● EXERCISE TASK:
Turn the lines of every record below into a numbered list, skipping any blank lines.

---- DATA IN THIS EXERCISE

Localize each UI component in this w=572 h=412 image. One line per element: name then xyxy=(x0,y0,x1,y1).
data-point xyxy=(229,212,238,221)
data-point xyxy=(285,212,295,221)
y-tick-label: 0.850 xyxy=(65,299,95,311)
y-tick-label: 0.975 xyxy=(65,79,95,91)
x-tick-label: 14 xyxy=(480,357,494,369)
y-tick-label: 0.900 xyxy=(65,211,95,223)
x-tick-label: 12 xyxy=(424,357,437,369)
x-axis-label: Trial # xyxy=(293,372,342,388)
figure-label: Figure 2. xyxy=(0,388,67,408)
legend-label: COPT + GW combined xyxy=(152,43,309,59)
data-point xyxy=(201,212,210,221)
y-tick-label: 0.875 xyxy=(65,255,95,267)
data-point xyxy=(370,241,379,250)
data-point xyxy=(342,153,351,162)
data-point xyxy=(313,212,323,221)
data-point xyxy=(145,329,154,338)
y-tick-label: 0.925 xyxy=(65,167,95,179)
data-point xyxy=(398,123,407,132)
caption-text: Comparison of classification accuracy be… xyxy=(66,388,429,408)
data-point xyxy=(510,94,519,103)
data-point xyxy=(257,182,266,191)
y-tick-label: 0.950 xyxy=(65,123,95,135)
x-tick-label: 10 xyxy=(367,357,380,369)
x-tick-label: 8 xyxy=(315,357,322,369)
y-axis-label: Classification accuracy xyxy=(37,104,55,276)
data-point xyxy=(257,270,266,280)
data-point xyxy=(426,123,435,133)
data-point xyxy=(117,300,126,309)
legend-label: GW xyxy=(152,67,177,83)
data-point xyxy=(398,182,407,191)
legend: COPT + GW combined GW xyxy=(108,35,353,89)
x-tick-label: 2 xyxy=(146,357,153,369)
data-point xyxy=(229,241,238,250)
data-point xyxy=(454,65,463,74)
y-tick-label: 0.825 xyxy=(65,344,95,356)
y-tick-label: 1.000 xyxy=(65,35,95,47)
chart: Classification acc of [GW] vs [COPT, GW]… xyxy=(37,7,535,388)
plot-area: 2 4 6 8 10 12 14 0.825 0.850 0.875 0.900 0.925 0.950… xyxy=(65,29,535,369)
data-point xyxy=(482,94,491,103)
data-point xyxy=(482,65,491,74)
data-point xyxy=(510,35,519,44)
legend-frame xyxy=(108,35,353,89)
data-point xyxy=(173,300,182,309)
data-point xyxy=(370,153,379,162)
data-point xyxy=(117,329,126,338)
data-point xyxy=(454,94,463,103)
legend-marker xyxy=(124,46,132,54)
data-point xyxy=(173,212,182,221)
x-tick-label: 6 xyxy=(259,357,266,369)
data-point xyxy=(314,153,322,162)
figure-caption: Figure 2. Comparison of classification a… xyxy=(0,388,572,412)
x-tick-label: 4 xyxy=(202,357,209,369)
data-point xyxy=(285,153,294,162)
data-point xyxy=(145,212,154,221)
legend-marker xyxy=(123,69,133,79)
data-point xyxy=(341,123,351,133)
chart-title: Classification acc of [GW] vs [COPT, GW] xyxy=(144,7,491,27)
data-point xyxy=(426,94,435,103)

--------

● REPLY:
1. Localize each UI component in this w=572 h=412 image. One line per element: name then xyxy=(x0,y0,x1,y1).
2. data-point xyxy=(229,212,238,221)
3. data-point xyxy=(285,212,295,221)
4. y-tick-label: 0.850 xyxy=(65,299,95,311)
5. y-tick-label: 0.975 xyxy=(65,79,95,91)
6. x-tick-label: 14 xyxy=(480,357,494,369)
7. y-tick-label: 0.900 xyxy=(65,211,95,223)
8. x-tick-label: 12 xyxy=(424,357,437,369)
9. x-axis-label: Trial # xyxy=(293,372,342,388)
10. figure-label: Figure 2. xyxy=(0,388,67,408)
11. legend-label: COPT + GW combined xyxy=(152,43,309,59)
12. data-point xyxy=(201,212,210,221)
13. y-tick-label: 0.875 xyxy=(65,255,95,267)
14. data-point xyxy=(370,241,379,250)
15. data-point xyxy=(342,153,351,162)
16. data-point xyxy=(313,212,323,221)
17. data-point xyxy=(145,329,154,338)
18. y-tick-label: 0.925 xyxy=(65,167,95,179)
19. data-point xyxy=(398,123,407,132)
20. caption-text: Comparison of classification accuracy be… xyxy=(66,388,429,408)
21. data-point xyxy=(510,94,519,103)
22. data-point xyxy=(257,182,266,191)
23. y-tick-label: 0.950 xyxy=(65,123,95,135)
24. x-tick-label: 10 xyxy=(367,357,380,369)
25. x-tick-label: 8 xyxy=(315,357,322,369)
26. y-axis-label: Classification accuracy xyxy=(37,104,55,276)
27. data-point xyxy=(257,270,266,280)
28. data-point xyxy=(426,123,435,133)
29. data-point xyxy=(117,300,126,309)
30. legend-label: GW xyxy=(152,67,177,83)
31. data-point xyxy=(398,182,407,191)
32. legend: COPT + GW combined GW xyxy=(108,35,353,89)
33. x-tick-label: 2 xyxy=(146,357,153,369)
34. data-point xyxy=(229,241,238,250)
35. data-point xyxy=(454,65,463,74)
36. y-tick-label: 0.825 xyxy=(65,344,95,356)
37. y-tick-label: 1.000 xyxy=(65,35,95,47)
38. chart: Classification acc of [GW] vs [COPT, GW]… xyxy=(37,7,535,388)
39. plot-area: 2 4 6 8 10 12 14 0.825 0.850 0.875 0.900 0.925 0.950… xyxy=(65,29,535,369)
40. data-point xyxy=(482,94,491,103)
41. data-point xyxy=(482,65,491,74)
42. data-point xyxy=(510,35,519,44)
43. legend-frame xyxy=(108,35,353,89)
44. data-point xyxy=(173,300,182,309)
45. data-point xyxy=(370,153,379,162)
46. data-point xyxy=(117,329,126,338)
47. data-point xyxy=(454,94,463,103)
48. legend-marker xyxy=(124,46,132,54)
49. data-point xyxy=(173,212,182,221)
50. x-tick-label: 6 xyxy=(259,357,266,369)
51. data-point xyxy=(314,153,322,162)
52. figure-caption: Figure 2. Comparison of classification a… xyxy=(0,388,572,412)
53. x-tick-label: 4 xyxy=(202,357,209,369)
54. data-point xyxy=(285,153,294,162)
55. data-point xyxy=(145,212,154,221)
56. legend-marker xyxy=(123,69,133,79)
57. data-point xyxy=(341,123,351,133)
58. chart-title: Classification acc of [GW] vs [COPT, GW] xyxy=(144,7,491,27)
59. data-point xyxy=(426,94,435,103)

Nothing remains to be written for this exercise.